## What the task requires
Check each line of the entries below for the string "JSON"; copy every line where it appears.

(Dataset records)
──────────────────────────────
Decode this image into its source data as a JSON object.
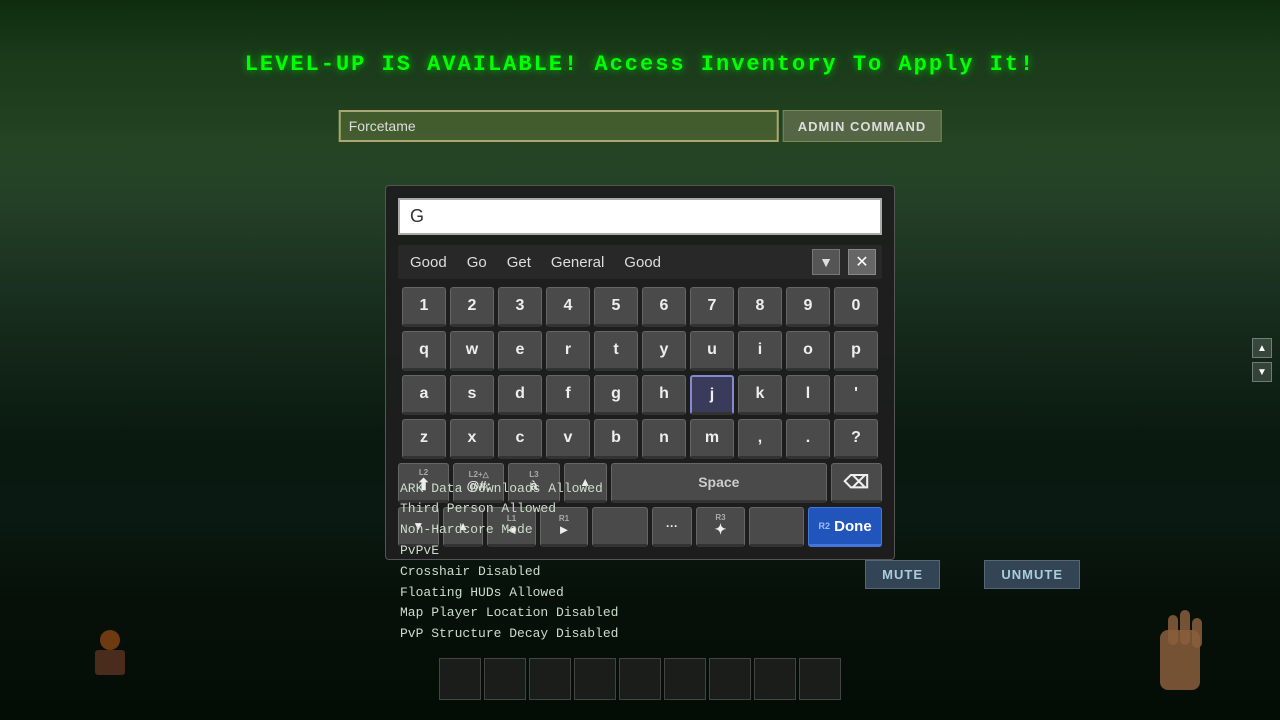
{
  "banner": {
    "text": "LEVEL-UP IS AVAILABLE!  Access Inventory To Apply It!"
  },
  "admin_bar": {
    "input_value": "Forcetame",
    "button_label": "ADMIN COMMAND"
  },
  "keyboard": {
    "search_value": "G",
    "autocomplete": [
      "Good",
      "Go",
      "Get",
      "General",
      "Good"
    ],
    "rows": {
      "numbers": [
        "1",
        "2",
        "3",
        "4",
        "5",
        "6",
        "7",
        "8",
        "9",
        "0"
      ],
      "row1": [
        "q",
        "w",
        "e",
        "r",
        "t",
        "y",
        "u",
        "i",
        "o",
        "p"
      ],
      "row2": [
        "a",
        "s",
        "d",
        "f",
        "g",
        "h",
        "j",
        "k",
        "l",
        "'"
      ],
      "row3": [
        "z",
        "x",
        "c",
        "v",
        "b",
        "n",
        "m",
        ",",
        ".",
        "?"
      ]
    },
    "space_label": "Space",
    "done_label": "Done",
    "bottom_keys": [
      {
        "top": "L2",
        "main": "↑",
        "symbol": "⬆"
      },
      {
        "top": "L2+△",
        "main": "@#:",
        "symbol": "@#:"
      },
      {
        "top": "L3",
        "main": "à",
        "symbol": "à"
      },
      {
        "main": "▲",
        "symbol": "▲"
      },
      {
        "top": "L1",
        "main": "◄",
        "symbol": "◄"
      },
      {
        "top": "R1",
        "main": "►",
        "symbol": "►"
      },
      {
        "main": "..."
      },
      {
        "top": "R3",
        "main": "✦"
      },
      {
        "main": ""
      },
      {
        "top": "R2",
        "main": "Done"
      }
    ],
    "highlighted_key": "j"
  },
  "server_info": {
    "lines": [
      "ARK  Data  Downloads  Allowed",
      "Third  Person  Allowed",
      "Non-Hardcore  Mode",
      "PvPvE",
      "Crosshair  Disabled",
      "Floating  HUDs  Allowed",
      "Map  Player  Location  Disabled",
      "PvP  Structure  Decay  Disabled"
    ]
  },
  "audio_controls": {
    "mute_label": "MUTE",
    "unmute_label": "UNMUTE"
  }
}
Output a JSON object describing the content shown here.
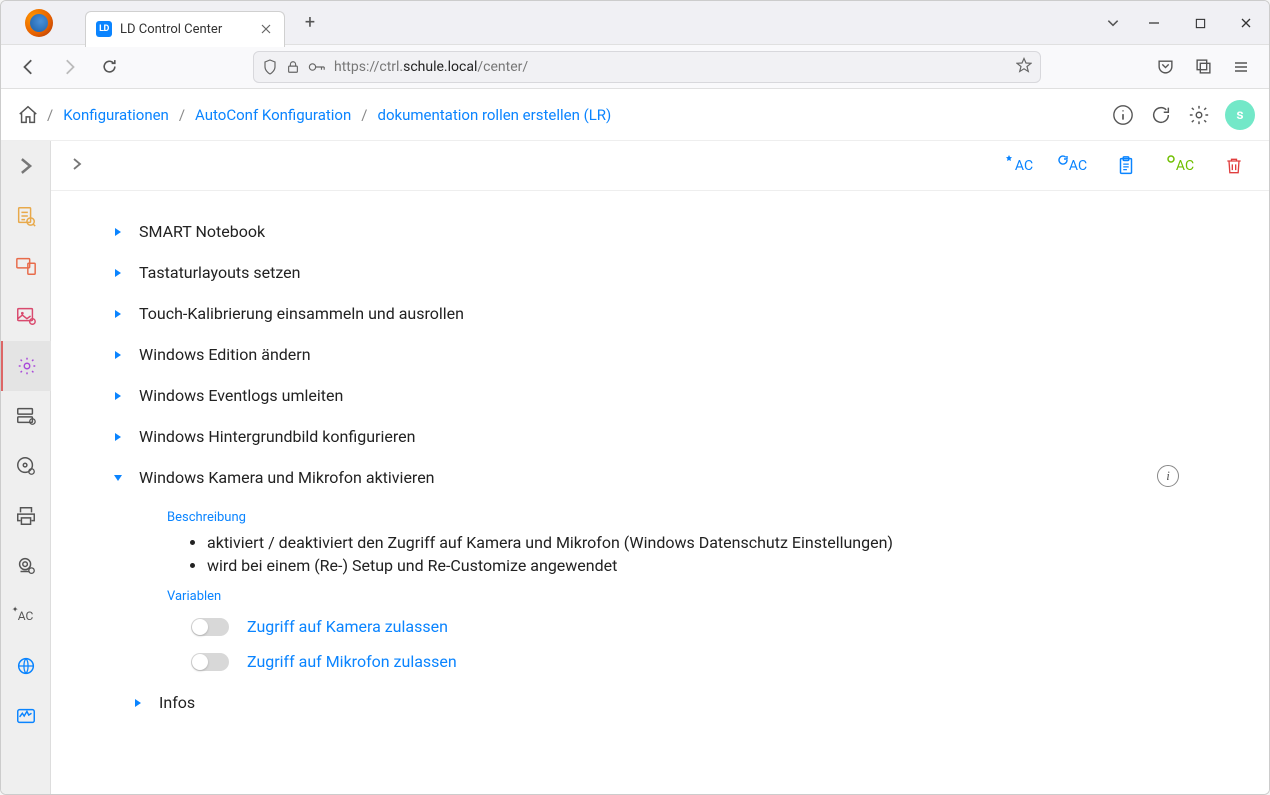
──────────────────────────────
## Completed exercise
Decode this image into its source data as a JSON object.
Output a JSON object describing the content shown here.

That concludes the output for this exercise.